> [Exercise requirements] Write out each line that follows exactly as it stands, without the pictures.

+===+

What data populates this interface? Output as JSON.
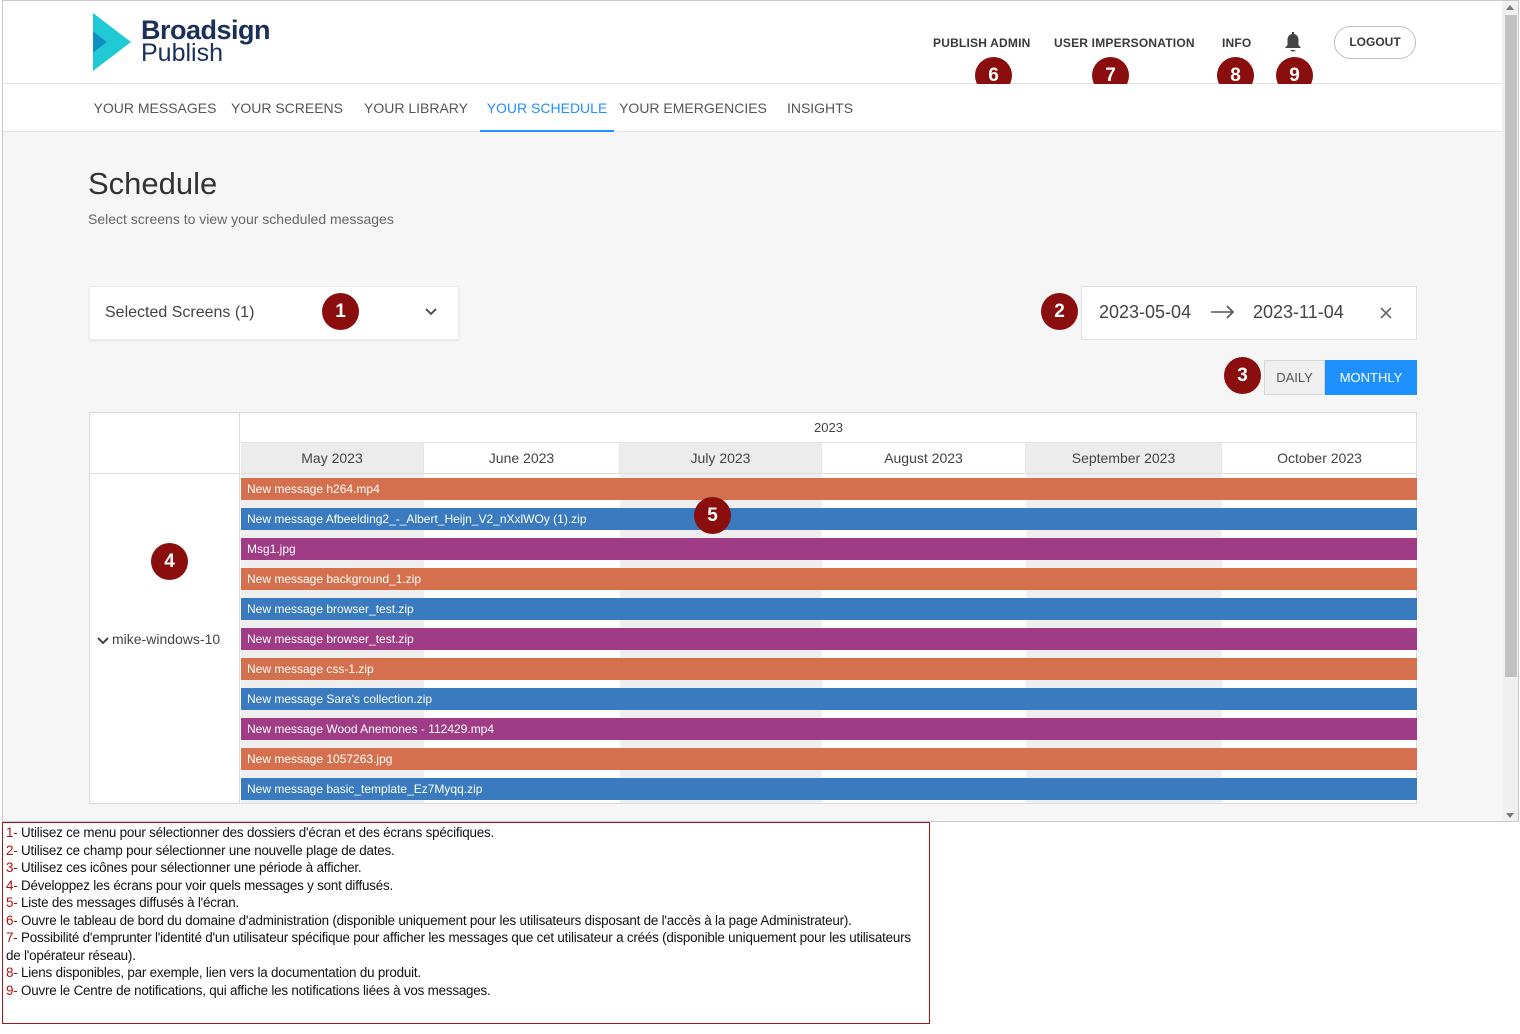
{
  "app": {
    "logo_line1": "Broadsign",
    "logo_line2": "Publish"
  },
  "header": {
    "links": [
      "PUBLISH ADMIN",
      "USER IMPERSONATION",
      "INFO"
    ],
    "logout_label": "LOGOUT"
  },
  "nav": {
    "tabs": [
      "YOUR MESSAGES",
      "YOUR SCREENS",
      "YOUR LIBRARY",
      "YOUR SCHEDULE",
      "YOUR EMERGENCIES",
      "INSIGHTS"
    ],
    "active": "YOUR SCHEDULE"
  },
  "page": {
    "title": "Schedule",
    "subtitle": "Select screens to view your scheduled messages"
  },
  "screen_select": {
    "value": "Selected Screens (1)"
  },
  "date_range": {
    "start": "2023-05-04",
    "end": "2023-11-04"
  },
  "view_toggle": {
    "daily": "DAILY",
    "monthly": "MONTHLY",
    "selected": "MONTHLY"
  },
  "timeline": {
    "year": "2023",
    "months": [
      "May 2023",
      "June 2023",
      "July 2023",
      "August 2023",
      "September 2023",
      "October 2023"
    ],
    "screen": "mike-windows-10",
    "messages": [
      {
        "name": "New message h264.mp4",
        "color": "#d4704d"
      },
      {
        "name": "New message Afbeelding2_-_Albert_Heijn_V2_nXxlWOy (1).zip",
        "color": "#3a7bbf"
      },
      {
        "name": "Msg1.jpg",
        "color": "#a03c85"
      },
      {
        "name": "New message background_1.zip",
        "color": "#d4704d"
      },
      {
        "name": "New message browser_test.zip",
        "color": "#3a7bbf"
      },
      {
        "name": "New message browser_test.zip",
        "color": "#a03c85"
      },
      {
        "name": "New message css-1.zip",
        "color": "#d4704d"
      },
      {
        "name": "New message Sara's collection.zip",
        "color": "#3a7bbf"
      },
      {
        "name": "New message Wood Anemones - 112429.mp4",
        "color": "#a03c85"
      },
      {
        "name": "New message 1057263.jpg",
        "color": "#d4704d"
      },
      {
        "name": "New message basic_template_Ez7Myqq.zip",
        "color": "#3a7bbf"
      }
    ]
  },
  "markers": [
    "1",
    "2",
    "3",
    "4",
    "5",
    "6",
    "7",
    "8",
    "9"
  ],
  "colors": {
    "accent": "#1e90ff",
    "marker": "#8b0e0e",
    "legend_border": "#a01818"
  },
  "legend": [
    {
      "num": "1-",
      "text": " Utilisez ce menu pour sélectionner des dossiers d'écran et des écrans spécifiques."
    },
    {
      "num": "2-",
      "text": " Utilisez ce champ pour sélectionner une nouvelle plage de dates."
    },
    {
      "num": "3-",
      "text": " Utilisez ces icônes pour sélectionner une période à afficher."
    },
    {
      "num": "4-",
      "text": " Développez les écrans pour voir quels messages y sont diffusés."
    },
    {
      "num": "5-",
      "text": " Liste des messages diffusés à l'écran."
    },
    {
      "num": "6-",
      "text": " Ouvre le tableau de bord du domaine d'administration (disponible uniquement pour les utilisateurs disposant de l'accès à la page Administrateur)."
    },
    {
      "num": "7-",
      "text": " Possibilité d'emprunter l'identité d'un utilisateur spécifique pour afficher les messages que cet utilisateur a créés (disponible uniquement pour les utilisateurs de l'opérateur réseau)."
    },
    {
      "num": "8-",
      "text": " Liens disponibles, par exemple, lien vers la documentation du produit."
    },
    {
      "num": "9-",
      "text": " Ouvre le Centre de notifications, qui affiche les notifications liées à vos messages."
    }
  ]
}
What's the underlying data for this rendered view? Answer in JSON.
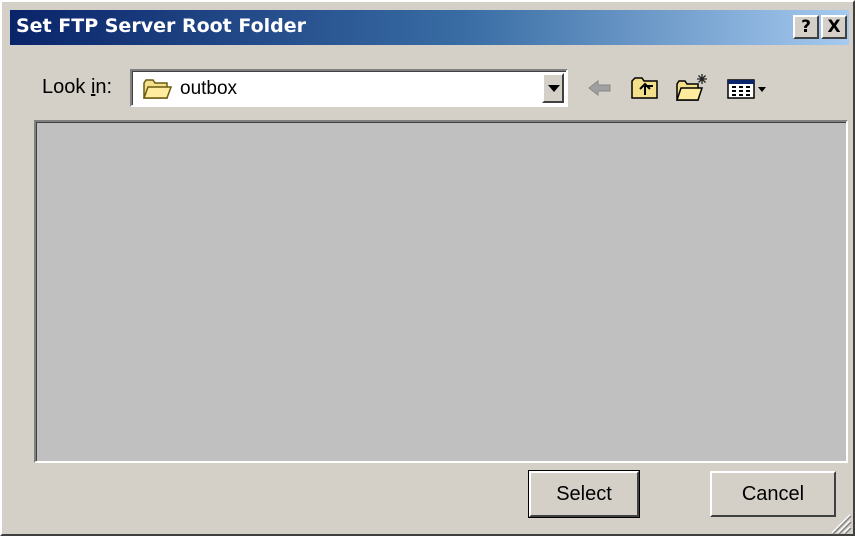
{
  "window": {
    "title": "Set FTP Server Root Folder",
    "help_label": "?",
    "close_label": "X"
  },
  "lookin": {
    "label_prefix": "Look ",
    "label_accel": "i",
    "label_suffix": "n:",
    "value": "outbox",
    "icon": "folder-icon"
  },
  "toolbar": {
    "icons": [
      "back-arrow-icon",
      "up-one-level-icon",
      "new-folder-icon",
      "view-menu-icon"
    ]
  },
  "buttons": {
    "select": "Select",
    "cancel": "Cancel"
  },
  "colors": {
    "title_gradient_start": "#0a246a",
    "title_gradient_end": "#a6caf0",
    "dialog_face": "#d4d0c8",
    "list_background": "#c0c0c0"
  }
}
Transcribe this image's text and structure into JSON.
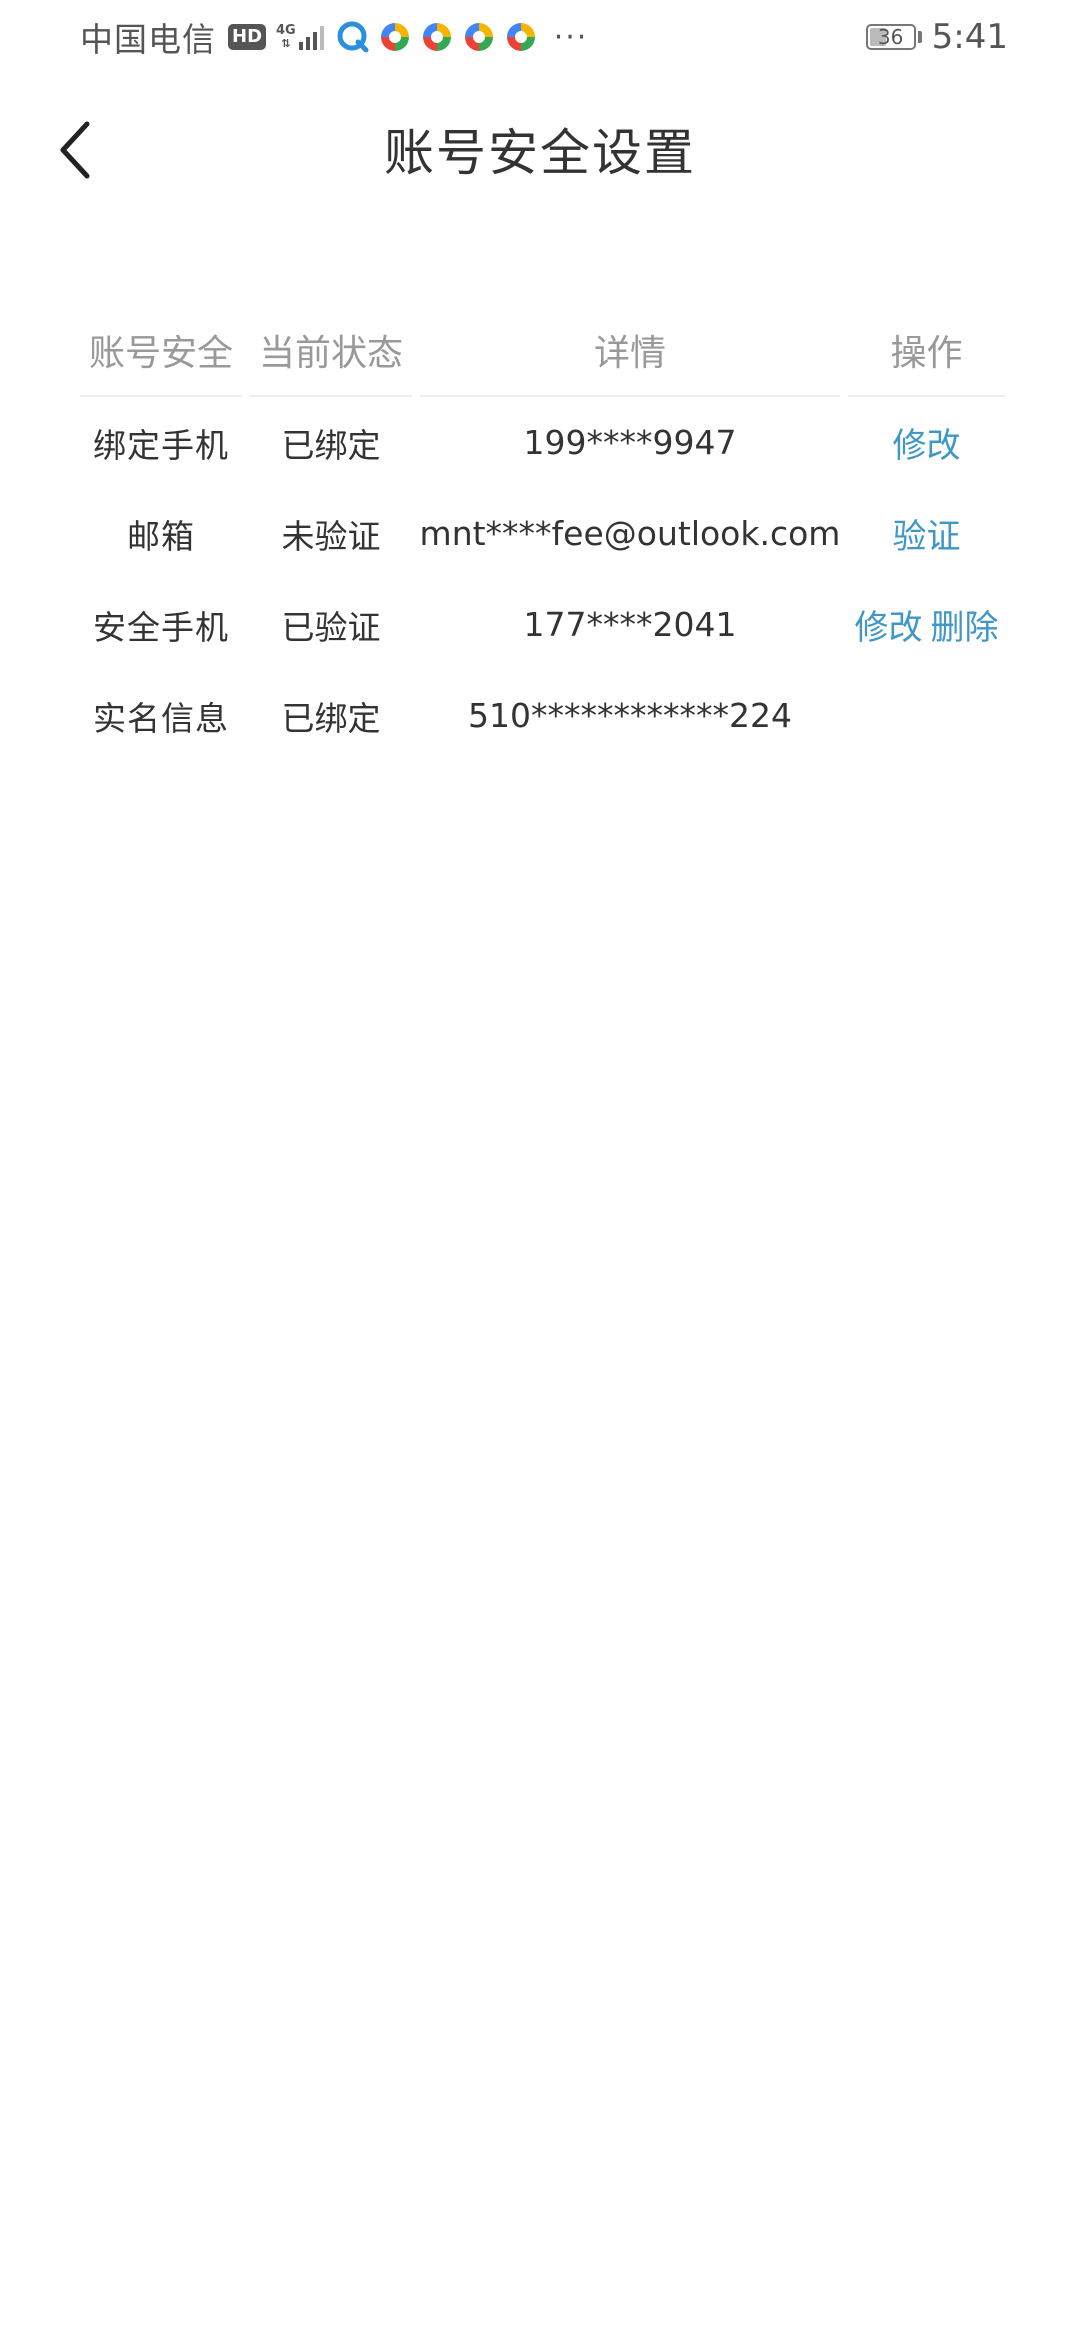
{
  "status_bar": {
    "carrier": "中国电信",
    "hd_badge": "HD",
    "network_type": "4G",
    "battery_level": "36",
    "time": "5:41",
    "more": "···"
  },
  "header": {
    "title": "账号安全设置"
  },
  "table": {
    "headers": [
      "账号安全",
      "当前状态",
      "详情",
      "操作"
    ],
    "rows": [
      {
        "item": "绑定手机",
        "status": "已绑定",
        "detail": "199****9947",
        "actions": [
          "修改"
        ]
      },
      {
        "item": "邮箱",
        "status": "未验证",
        "detail": "mnt****fee@outlook.com",
        "actions": [
          "验证"
        ]
      },
      {
        "item": "安全手机",
        "status": "已验证",
        "detail": "177****2041",
        "actions": [
          "修改",
          "删除"
        ]
      },
      {
        "item": "实名信息",
        "status": "已绑定",
        "detail": "510************224",
        "actions": []
      }
    ]
  },
  "colors": {
    "accent_link": "#3f97c6",
    "header_text": "#999999",
    "body_text": "#333333"
  }
}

+===+

> [Exercise response]
What data populates this interface? Output as JSON.
{
  "app": {
    "logo_line1": "Broadsign",
    "logo_line2": "Publish"
  },
  "header": {
    "links": [
      "PUBLISH ADMIN",
      "USER IMPERSONATION",
      "INFO"
    ],
    "logout_label": "LOGOUT"
  },
  "nav": {
    "tabs": [
      "YOUR MESSAGES",
      "YOUR SCREENS",
      "YOUR LIBRARY",
      "YOUR SCHEDULE",
      "YOUR EMERGENCIES",
      "INSIGHTS"
    ],
    "active": "YOUR SCHEDULE"
  },
  "page": {
    "title": "Schedule",
    "subtitle": "Select screens to view your scheduled messages"
  },
  "screen_select": {
    "value": "Selected Screens (1)"
  },
  "date_range": {
    "start": "2023-05-04",
    "end": "2023-11-04"
  },
  "view_toggle": {
    "daily": "DAILY",
    "monthly": "MONTHLY",
    "selected": "MONTHLY"
  },
  "timeline": {
    "year": "2023",
    "months": [
      "May 2023",
      "June 2023",
      "July 2023",
      "August 2023",
      "September 2023",
      "October 2023"
    ],
    "screen": "mike-windows-10",
    "messages": [
      {
        "name": "New message h264.mp4",
        "color": "#d4704d"
      },
      {
        "name": "New message Afbeelding2_-_Albert_Heijn_V2_nXxlWOy (1).zip",
        "color": "#3a7bbf"
      },
      {
        "name": "Msg1.jpg",
        "color": "#a03c85"
      },
      {
        "name": "New message background_1.zip",
        "color": "#d4704d"
      },
      {
        "name": "New message browser_test.zip",
        "color": "#3a7bbf"
      },
      {
        "name": "New message browser_test.zip",
        "color": "#a03c85"
      },
      {
        "name": "New message css-1.zip",
        "color": "#d4704d"
      },
      {
        "name": "New message Sara's collection.zip",
        "color": "#3a7bbf"
      },
      {
        "name": "New message Wood Anemones - 112429.mp4",
        "color": "#a03c85"
      },
      {
        "name": "New message 1057263.jpg",
        "color": "#d4704d"
      },
      {
        "name": "New message basic_template_Ez7Myqq.zip",
        "color": "#3a7bbf"
      }
    ]
  },
  "markers": [
    "1",
    "2",
    "3",
    "4",
    "5",
    "6",
    "7",
    "8",
    "9"
  ],
  "colors": {
    "accent": "#1e90ff",
    "marker": "#8b0e0e",
    "legend_border": "#a01818"
  },
  "legend": [
    {
      "num": "1-",
      "text": " Utilisez ce menu pour sélectionner des dossiers d'écran et des écrans spécifiques."
    },
    {
      "num": "2-",
      "text": " Utilisez ce champ pour sélectionner une nouvelle plage de dates."
    },
    {
      "num": "3-",
      "text": " Utilisez ces icônes pour sélectionner une période à afficher."
    },
    {
      "num": "4-",
      "text": " Développez les écrans pour voir quels messages y sont diffusés."
    },
    {
      "num": "5-",
      "text": " Liste des messages diffusés à l'écran."
    },
    {
      "num": "6-",
      "text": " Ouvre le tableau de bord du domaine d'administration (disponible uniquement pour les utilisateurs disposant de l'accès à la page Administrateur)."
    },
    {
      "num": "7-",
      "text": " Possibilité d'emprunter l'identité d'un utilisateur spécifique pour afficher les messages que cet utilisateur a créés (disponible uniquement pour les utilisateurs de l'opérateur réseau)."
    },
    {
      "num": "8-",
      "text": " Liens disponibles, par exemple, lien vers la documentation du produit."
    },
    {
      "num": "9-",
      "text": " Ouvre le Centre de notifications, qui affiche les notifications liées à vos messages."
    }
  ]
}
What's the underlying data for this rendered view? Answer in JSON.
{
  "window": {
    "title": "Set FTP Server Root Folder",
    "help_label": "?",
    "close_label": "X"
  },
  "lookin": {
    "label_prefix": "Look ",
    "label_accel": "i",
    "label_suffix": "n:",
    "value": "outbox",
    "icon": "folder-icon"
  },
  "toolbar": {
    "icons": [
      "back-arrow-icon",
      "up-one-level-icon",
      "new-folder-icon",
      "view-menu-icon"
    ]
  },
  "buttons": {
    "select": "Select",
    "cancel": "Cancel"
  },
  "colors": {
    "title_gradient_start": "#0a246a",
    "title_gradient_end": "#a6caf0",
    "dialog_face": "#d4d0c8",
    "list_background": "#c0c0c0"
  }
}
Transcribe this image's text and structure into JSON.
{
  "status_bar": {
    "carrier": "中国电信",
    "hd_badge": "HD",
    "network_type": "4G",
    "battery_level": "36",
    "time": "5:41",
    "more": "···"
  },
  "header": {
    "title": "账号安全设置"
  },
  "table": {
    "headers": [
      "账号安全",
      "当前状态",
      "详情",
      "操作"
    ],
    "rows": [
      {
        "item": "绑定手机",
        "status": "已绑定",
        "detail": "199****9947",
        "actions": [
          "修改"
        ]
      },
      {
        "item": "邮箱",
        "status": "未验证",
        "detail": "mnt****fee@outlook.com",
        "actions": [
          "验证"
        ]
      },
      {
        "item": "安全手机",
        "status": "已验证",
        "detail": "177****2041",
        "actions": [
          "修改",
          "删除"
        ]
      },
      {
        "item": "实名信息",
        "status": "已绑定",
        "detail": "510************224",
        "actions": []
      }
    ]
  },
  "colors": {
    "accent_link": "#3f97c6",
    "header_text": "#999999",
    "body_text": "#333333"
  }
}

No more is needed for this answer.